▶ Aim of the task
Format the entries from the line containing "Patent image size: (561, 478)." through the line containing "The storage compartment 28 is at (300, 211)." as a two-column CSV with the headers description and locations. Use one row per entry, quote every field, and replace line breaks with spaces.

[Stored records]
____

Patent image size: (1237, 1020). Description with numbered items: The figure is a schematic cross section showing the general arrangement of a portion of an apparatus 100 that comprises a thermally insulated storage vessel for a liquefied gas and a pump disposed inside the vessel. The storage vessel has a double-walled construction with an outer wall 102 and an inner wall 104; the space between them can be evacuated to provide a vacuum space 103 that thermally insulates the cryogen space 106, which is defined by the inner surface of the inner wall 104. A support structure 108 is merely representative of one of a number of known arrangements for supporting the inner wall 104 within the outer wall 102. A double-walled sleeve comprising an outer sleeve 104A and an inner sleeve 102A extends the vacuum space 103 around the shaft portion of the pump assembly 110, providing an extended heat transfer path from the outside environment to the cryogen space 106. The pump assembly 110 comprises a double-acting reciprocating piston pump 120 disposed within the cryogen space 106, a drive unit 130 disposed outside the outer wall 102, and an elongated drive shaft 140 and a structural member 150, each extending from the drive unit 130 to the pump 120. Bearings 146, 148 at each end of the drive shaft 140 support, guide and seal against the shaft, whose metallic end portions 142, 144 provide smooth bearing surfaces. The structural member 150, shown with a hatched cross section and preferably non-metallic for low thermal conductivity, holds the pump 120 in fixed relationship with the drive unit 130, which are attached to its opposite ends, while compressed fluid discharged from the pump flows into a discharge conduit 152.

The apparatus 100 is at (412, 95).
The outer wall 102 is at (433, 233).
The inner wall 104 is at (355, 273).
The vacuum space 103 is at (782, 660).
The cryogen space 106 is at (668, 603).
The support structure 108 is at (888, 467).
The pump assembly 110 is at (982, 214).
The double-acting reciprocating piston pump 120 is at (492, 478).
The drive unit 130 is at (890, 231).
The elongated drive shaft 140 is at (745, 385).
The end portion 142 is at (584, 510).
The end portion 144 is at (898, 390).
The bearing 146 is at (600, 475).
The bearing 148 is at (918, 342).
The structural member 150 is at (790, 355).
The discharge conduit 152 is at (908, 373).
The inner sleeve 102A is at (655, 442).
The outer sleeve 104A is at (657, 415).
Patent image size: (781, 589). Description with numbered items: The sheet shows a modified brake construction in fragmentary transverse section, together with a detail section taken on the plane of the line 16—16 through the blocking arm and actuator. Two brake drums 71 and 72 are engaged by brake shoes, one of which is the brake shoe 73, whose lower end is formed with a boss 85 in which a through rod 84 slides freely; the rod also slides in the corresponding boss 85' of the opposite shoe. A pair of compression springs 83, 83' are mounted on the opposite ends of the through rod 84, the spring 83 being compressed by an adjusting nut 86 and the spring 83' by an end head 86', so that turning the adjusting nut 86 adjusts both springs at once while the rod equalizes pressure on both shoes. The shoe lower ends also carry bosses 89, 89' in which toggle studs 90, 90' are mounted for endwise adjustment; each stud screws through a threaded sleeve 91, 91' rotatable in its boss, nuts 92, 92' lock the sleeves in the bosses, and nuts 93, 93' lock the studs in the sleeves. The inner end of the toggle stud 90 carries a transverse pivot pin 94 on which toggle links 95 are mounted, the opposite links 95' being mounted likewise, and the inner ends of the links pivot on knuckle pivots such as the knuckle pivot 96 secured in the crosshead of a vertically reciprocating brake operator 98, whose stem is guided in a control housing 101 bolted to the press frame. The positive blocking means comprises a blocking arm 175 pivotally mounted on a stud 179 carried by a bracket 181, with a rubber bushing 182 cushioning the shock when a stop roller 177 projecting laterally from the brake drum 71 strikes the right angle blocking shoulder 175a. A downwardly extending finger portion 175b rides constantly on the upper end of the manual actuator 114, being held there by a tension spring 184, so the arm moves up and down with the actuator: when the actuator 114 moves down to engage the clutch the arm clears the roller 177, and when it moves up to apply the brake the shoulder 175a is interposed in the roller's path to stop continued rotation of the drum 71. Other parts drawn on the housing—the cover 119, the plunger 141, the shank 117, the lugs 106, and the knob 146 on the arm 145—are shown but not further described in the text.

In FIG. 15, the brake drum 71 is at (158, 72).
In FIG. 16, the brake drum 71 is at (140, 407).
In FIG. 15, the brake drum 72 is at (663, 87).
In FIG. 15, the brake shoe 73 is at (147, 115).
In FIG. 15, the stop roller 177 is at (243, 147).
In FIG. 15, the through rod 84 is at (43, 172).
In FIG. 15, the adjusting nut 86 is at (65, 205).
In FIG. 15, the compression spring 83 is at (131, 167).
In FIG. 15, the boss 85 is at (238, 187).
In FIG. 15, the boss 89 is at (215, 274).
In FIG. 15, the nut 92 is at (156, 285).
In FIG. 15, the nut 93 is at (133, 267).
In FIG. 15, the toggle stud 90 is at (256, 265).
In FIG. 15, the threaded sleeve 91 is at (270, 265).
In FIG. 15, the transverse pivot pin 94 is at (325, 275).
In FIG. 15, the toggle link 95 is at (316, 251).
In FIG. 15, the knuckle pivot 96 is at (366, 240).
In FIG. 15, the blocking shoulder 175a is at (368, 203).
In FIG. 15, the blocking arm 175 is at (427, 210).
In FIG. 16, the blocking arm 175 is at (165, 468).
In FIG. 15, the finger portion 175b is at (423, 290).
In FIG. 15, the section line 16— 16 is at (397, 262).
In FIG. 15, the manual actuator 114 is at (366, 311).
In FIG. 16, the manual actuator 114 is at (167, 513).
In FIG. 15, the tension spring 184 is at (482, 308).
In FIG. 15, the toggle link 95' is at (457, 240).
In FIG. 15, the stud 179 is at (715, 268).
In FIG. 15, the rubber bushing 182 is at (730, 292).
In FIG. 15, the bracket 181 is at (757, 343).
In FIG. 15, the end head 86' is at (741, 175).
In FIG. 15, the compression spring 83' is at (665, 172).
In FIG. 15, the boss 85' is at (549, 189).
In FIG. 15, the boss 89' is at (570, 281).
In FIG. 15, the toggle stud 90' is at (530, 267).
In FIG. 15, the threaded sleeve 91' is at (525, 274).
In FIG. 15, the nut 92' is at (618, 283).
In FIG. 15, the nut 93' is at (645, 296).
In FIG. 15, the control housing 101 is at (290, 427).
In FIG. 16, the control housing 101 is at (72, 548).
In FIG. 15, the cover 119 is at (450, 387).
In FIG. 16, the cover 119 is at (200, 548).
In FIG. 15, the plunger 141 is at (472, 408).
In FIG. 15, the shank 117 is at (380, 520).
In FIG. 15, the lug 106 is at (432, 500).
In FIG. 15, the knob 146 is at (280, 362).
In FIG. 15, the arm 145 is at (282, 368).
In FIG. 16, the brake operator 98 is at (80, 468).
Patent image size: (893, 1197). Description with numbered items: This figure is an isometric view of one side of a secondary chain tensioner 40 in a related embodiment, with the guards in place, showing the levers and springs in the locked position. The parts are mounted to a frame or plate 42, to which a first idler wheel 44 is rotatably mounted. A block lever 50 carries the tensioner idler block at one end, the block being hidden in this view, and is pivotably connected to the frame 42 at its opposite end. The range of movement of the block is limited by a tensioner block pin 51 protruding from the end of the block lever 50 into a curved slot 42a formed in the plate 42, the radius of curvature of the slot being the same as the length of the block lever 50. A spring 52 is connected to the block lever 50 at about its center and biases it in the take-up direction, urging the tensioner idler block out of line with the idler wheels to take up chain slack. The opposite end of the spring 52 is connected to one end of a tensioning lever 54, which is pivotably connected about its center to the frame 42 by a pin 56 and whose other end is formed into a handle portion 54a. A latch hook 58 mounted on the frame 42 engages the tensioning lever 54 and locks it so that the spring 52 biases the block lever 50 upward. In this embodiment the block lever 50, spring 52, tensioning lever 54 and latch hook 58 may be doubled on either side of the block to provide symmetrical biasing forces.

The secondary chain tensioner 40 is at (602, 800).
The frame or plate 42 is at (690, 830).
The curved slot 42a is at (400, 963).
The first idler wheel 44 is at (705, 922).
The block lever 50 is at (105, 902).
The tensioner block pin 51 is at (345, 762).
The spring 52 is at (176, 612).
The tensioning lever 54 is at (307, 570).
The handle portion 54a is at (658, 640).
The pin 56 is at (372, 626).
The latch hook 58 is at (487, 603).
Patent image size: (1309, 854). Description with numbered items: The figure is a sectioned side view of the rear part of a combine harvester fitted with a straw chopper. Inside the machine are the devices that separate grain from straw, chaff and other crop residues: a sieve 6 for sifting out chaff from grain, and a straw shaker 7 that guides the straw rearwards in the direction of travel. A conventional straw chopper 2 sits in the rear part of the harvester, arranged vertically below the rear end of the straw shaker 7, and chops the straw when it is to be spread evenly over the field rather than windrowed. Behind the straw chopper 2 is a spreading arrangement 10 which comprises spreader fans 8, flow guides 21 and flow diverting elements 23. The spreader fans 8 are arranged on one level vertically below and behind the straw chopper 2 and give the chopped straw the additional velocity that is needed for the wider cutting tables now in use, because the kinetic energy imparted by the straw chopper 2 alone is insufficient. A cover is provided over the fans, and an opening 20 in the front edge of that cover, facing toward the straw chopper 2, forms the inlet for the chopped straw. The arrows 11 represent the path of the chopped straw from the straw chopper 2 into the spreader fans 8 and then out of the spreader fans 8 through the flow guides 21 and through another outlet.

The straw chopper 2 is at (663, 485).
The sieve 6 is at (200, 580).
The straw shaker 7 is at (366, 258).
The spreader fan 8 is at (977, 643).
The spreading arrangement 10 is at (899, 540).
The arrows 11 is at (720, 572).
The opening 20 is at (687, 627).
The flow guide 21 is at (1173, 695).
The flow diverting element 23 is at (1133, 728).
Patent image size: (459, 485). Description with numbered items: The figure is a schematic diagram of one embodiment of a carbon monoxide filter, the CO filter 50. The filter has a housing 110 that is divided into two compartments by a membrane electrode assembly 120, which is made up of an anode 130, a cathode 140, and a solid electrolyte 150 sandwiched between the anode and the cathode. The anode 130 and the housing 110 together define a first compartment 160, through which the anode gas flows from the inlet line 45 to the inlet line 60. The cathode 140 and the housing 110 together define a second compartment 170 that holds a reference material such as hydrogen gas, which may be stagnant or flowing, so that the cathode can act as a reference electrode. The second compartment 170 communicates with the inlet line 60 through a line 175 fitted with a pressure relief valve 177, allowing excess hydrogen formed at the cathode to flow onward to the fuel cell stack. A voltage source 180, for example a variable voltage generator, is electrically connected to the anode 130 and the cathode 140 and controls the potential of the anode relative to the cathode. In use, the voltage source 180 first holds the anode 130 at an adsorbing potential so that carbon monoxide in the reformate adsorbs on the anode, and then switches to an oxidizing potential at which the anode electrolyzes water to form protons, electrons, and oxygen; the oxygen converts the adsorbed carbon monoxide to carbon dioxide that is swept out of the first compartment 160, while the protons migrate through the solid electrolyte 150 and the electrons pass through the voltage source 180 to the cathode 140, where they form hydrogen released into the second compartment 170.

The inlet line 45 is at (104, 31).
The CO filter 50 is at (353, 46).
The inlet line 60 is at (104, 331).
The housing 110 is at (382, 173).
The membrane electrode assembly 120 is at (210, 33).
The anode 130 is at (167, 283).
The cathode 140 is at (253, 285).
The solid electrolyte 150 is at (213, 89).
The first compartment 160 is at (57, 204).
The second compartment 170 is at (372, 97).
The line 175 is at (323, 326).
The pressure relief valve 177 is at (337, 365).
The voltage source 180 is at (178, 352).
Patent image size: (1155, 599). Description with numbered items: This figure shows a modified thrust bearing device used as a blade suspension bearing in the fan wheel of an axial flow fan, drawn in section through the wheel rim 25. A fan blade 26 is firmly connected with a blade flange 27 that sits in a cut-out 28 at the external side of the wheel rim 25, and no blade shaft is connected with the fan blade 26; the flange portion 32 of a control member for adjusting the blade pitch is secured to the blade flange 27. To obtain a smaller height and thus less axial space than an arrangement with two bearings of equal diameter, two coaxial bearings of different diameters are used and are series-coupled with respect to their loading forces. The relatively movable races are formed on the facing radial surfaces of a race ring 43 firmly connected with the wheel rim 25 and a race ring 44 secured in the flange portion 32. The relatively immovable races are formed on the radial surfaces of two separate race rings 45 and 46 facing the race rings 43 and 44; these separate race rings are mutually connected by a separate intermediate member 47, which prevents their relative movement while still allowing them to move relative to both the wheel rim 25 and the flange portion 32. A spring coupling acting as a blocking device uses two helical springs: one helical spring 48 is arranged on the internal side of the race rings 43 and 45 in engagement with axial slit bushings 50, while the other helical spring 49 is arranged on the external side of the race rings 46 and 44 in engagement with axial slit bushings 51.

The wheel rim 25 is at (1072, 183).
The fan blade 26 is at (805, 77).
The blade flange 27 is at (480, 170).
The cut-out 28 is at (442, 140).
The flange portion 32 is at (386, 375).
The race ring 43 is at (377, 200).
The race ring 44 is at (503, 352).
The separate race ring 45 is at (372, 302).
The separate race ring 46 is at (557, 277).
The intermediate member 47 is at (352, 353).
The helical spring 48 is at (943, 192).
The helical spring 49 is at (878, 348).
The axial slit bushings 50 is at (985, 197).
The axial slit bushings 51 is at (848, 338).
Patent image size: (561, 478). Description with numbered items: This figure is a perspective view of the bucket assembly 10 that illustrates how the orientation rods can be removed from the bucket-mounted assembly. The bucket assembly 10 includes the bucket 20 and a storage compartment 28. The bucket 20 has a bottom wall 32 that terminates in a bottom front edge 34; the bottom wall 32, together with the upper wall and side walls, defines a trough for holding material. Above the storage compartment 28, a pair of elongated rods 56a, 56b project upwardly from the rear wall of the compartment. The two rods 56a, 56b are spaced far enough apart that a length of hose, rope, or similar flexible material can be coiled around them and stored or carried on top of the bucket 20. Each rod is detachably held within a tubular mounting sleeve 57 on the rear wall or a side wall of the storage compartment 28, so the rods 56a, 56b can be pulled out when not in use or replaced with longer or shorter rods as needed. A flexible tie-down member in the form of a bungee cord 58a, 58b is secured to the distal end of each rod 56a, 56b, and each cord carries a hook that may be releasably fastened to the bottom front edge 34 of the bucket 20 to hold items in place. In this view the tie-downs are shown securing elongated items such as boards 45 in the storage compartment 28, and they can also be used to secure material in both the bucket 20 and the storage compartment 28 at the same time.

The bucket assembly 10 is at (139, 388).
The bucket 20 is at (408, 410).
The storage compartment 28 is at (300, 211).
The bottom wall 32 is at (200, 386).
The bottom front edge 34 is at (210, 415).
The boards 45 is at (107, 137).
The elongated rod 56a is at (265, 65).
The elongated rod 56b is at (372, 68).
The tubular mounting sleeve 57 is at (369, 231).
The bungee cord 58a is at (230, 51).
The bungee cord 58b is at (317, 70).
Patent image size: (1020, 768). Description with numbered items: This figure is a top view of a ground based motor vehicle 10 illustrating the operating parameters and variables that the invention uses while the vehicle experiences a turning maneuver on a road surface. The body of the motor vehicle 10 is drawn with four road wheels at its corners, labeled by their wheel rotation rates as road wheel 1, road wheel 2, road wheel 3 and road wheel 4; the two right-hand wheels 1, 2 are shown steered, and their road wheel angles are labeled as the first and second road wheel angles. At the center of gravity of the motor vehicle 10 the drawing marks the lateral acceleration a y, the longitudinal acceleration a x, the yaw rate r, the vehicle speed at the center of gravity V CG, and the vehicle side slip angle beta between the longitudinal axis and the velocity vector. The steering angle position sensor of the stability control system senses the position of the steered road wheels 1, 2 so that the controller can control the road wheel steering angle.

____

▶ Answer to this problem
description,locations
"Patent image size: (561, 478). Description with numbered items: This figure is a perspective view of the bucket assembly 10 that illustrates how the orientation rods can be removed from the bucket-mounted assembly. The bucket assembly 10 includes the bucket 20 and a storage compartment 28. The bucket 20 has a bottom wall 32 that terminates in a bottom front edge 34; the bottom wall 32, together with the upper wall and side walls, defines a trough for holding material. Above the storage compartment 28, a pair of elongated rods 56a, 56b project upwardly from the rear wall of the compartment. The two rods 56a, 56b are spaced far enough apart that a length of hose, rope, or similar flexible material can be coiled around them and stored or carried on top of the bucket 20. Each rod is detachably held within a tubular mounting sleeve 57 on the rear wall or a side wall of the storage compartment 28, so the rods 56a, 56b can be pulled out when not in use or replaced with longer or shorter rods as needed. A flexible tie-down member in the form of a bungee cord 58a, 58b is secured to the distal end of each rod 56a, 56b, and each cord carries a hook that may be releasably fastened to the bottom front edge 34 of the bucket 20 to hold items in place. In this view the tie-downs are shown securing elongated items such as boards 45 in the storage compartment 28, and they can also be used to secure material in both the bucket 20 and the storage compartment 28 at the same time.","The bucket assembly 10 is at (139, 388). The bucket 20 is at (408, 410). The storage compartment 28 is at (300, 211)."